What is needed :: Select all lines holding the word "我们诗里几千年前早有了" from the entries that follow.

--- begin Data in this exercise ---

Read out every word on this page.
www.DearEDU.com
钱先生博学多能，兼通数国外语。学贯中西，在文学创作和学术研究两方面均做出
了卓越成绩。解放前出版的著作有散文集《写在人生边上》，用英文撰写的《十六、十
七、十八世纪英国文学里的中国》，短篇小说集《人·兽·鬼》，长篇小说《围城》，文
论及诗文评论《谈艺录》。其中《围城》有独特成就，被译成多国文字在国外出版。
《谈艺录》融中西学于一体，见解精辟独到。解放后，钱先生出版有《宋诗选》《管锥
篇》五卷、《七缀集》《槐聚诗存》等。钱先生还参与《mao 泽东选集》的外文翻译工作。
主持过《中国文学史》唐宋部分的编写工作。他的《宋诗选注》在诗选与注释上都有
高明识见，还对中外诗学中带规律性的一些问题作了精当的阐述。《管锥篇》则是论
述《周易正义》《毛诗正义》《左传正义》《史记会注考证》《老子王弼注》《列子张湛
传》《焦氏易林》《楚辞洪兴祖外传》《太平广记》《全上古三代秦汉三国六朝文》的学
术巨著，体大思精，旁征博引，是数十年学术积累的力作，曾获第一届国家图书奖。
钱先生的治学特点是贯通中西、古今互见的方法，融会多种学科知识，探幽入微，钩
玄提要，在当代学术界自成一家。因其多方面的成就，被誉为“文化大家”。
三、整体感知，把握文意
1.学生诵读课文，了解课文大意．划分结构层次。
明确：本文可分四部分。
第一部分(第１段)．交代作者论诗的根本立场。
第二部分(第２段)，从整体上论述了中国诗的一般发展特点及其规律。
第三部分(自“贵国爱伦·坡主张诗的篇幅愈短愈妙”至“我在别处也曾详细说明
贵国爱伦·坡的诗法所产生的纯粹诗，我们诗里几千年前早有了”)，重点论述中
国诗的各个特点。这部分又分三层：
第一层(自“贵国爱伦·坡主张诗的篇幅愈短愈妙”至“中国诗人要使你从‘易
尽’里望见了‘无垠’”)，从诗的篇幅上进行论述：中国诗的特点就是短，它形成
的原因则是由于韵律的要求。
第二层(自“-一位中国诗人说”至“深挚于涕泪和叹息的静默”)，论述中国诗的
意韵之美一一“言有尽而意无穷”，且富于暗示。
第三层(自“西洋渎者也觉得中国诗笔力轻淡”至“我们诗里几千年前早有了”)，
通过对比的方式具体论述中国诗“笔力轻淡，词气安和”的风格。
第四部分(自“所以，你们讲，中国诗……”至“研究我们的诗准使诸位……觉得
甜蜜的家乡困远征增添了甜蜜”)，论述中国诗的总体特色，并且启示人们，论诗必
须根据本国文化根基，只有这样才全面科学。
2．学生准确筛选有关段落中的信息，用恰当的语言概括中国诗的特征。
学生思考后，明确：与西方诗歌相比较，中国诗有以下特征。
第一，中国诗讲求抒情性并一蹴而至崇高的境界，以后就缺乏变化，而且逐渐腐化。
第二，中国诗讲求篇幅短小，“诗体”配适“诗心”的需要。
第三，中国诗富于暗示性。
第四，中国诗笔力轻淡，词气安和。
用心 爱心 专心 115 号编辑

--- end Data in this exercise ---

Exercise response ::
贵国爱伦·坡的诗法所产生的纯粹诗，我们诗里几千年前早有了”)，重点论述中
第三层(自“西洋渎者也觉得中国诗笔力轻淡”至“我们诗里几千年前早有了”)，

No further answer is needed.